__Task goal__
Assemble all lines in which the string "Porqueira" appears.
═══ Exercise inputs
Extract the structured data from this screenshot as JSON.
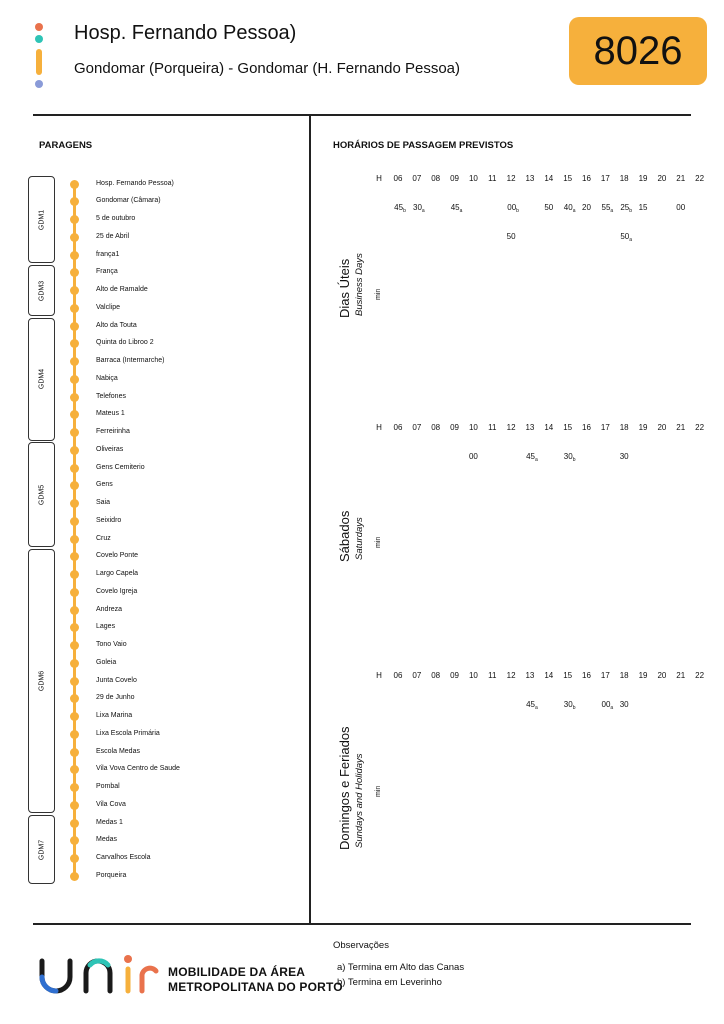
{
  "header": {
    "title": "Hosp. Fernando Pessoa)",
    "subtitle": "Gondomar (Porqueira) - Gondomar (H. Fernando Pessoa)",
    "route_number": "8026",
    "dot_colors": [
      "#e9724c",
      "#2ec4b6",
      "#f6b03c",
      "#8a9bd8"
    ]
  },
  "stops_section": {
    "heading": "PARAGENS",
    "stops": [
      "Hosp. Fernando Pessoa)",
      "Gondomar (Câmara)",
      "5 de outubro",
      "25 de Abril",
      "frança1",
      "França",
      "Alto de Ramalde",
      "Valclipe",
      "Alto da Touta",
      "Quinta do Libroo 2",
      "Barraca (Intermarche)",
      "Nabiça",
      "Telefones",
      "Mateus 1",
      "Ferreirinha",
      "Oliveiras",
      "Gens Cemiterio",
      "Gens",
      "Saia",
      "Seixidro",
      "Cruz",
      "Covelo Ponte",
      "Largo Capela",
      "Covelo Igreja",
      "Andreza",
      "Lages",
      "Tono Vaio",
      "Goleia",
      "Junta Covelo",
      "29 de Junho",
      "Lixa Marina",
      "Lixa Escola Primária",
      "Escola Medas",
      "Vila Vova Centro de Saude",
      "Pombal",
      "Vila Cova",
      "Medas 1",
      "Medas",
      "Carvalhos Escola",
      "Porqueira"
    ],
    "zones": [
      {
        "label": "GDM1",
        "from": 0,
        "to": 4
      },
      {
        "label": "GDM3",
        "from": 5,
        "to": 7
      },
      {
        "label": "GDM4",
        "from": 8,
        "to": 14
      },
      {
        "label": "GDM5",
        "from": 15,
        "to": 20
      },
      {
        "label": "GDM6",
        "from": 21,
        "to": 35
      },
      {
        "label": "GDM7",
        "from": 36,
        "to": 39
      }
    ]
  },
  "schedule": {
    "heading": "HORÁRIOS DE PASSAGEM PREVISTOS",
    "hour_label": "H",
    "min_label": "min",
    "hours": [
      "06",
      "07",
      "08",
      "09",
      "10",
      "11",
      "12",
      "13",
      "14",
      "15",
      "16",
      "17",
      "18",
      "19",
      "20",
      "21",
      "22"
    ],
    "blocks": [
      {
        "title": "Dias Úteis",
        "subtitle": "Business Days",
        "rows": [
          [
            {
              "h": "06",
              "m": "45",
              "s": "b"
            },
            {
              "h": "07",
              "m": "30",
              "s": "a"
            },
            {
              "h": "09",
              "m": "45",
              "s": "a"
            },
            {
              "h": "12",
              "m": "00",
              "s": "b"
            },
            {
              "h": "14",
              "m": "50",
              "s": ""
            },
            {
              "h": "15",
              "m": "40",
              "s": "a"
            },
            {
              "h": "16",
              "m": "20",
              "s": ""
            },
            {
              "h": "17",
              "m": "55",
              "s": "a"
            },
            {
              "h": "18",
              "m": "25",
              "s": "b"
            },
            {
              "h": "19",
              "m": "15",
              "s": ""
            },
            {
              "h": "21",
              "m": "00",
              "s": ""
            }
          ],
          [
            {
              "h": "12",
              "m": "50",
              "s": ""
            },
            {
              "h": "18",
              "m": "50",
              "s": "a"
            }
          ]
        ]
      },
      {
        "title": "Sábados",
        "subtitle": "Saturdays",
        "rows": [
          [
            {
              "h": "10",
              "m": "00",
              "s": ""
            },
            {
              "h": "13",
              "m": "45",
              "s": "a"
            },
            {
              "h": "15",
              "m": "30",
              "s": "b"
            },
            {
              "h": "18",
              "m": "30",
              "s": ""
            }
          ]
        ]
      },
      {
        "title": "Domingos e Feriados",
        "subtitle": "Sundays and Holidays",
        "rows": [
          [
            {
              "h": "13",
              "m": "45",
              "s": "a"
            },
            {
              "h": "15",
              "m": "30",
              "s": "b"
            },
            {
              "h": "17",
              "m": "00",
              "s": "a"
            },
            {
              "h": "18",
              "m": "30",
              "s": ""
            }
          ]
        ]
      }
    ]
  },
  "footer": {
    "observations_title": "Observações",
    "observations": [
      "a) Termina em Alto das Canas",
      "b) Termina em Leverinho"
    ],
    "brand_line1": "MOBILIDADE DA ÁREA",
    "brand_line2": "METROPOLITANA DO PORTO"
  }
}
══════
__Exercise answer__
    "subtitle": "Gondomar (Porqueira) - Gondomar (H. Fernando Pessoa)",
      "Porqueira"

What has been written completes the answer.